→ **Your task**:
Your task is to transcribe the entries below exactly, beginning with the line containing "Read this page and output its text content." and ending with the final line, and to add nothing else.
·····
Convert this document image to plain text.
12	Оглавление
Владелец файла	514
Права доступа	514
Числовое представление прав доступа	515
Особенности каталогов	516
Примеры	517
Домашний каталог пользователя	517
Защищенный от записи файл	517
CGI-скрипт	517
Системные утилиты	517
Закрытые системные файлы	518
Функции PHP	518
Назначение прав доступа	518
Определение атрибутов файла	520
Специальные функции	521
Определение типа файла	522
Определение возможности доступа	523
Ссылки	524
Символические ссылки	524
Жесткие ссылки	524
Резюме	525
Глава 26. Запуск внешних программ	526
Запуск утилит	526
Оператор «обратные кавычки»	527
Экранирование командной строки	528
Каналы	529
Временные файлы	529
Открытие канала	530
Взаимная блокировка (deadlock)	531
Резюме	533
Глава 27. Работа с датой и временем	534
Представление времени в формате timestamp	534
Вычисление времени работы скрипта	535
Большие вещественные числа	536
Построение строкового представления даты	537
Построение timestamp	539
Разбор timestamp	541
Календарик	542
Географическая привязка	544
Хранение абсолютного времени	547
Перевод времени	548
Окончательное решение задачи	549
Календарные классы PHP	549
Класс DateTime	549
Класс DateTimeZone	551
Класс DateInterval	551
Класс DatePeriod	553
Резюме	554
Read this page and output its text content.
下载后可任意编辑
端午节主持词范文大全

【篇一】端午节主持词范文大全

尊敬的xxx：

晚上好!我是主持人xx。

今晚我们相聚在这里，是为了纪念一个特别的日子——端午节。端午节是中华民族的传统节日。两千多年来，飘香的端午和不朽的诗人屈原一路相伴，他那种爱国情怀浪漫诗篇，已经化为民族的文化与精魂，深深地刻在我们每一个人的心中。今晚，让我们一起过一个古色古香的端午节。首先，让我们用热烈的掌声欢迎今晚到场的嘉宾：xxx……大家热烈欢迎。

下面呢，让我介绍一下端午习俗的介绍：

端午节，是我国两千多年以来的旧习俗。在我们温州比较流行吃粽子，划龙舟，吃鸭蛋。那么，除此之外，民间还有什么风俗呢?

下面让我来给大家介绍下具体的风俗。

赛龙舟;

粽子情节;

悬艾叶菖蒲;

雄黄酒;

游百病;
·····
→ **Answer**:
Read this page and output its text content.
下载后可任意编辑
端午节主持词范文大全

【篇一】端午节主持词范文大全

尊敬的xxx：

晚上好!我是主持人xx。

今晚我们相聚在这里，是为了纪念一个特别的日子——端午节。端午节是中华民族的传统节日。两千多年来，飘香的端午和不朽的诗人屈原一路相伴，他那种爱国情怀浪漫诗篇，已经化为民族的文化与精魂，深深地刻在我们每一个人的心中。今晚，让我们一起过一个古色古香的端午节。首先，让我们用热烈的掌声欢迎今晚到场的嘉宾：xxx……大家热烈欢迎。

下面呢，让我介绍一下端午习俗的介绍：

端午节，是我国两千多年以来的旧习俗。在我们温州比较流行吃粽子，划龙舟，吃鸭蛋。那么，除此之外，民间还有什么风俗呢?

下面让我来给大家介绍下具体的风俗。

赛龙舟;

粽子情节;

悬艾叶菖蒲;

雄黄酒;

游百病;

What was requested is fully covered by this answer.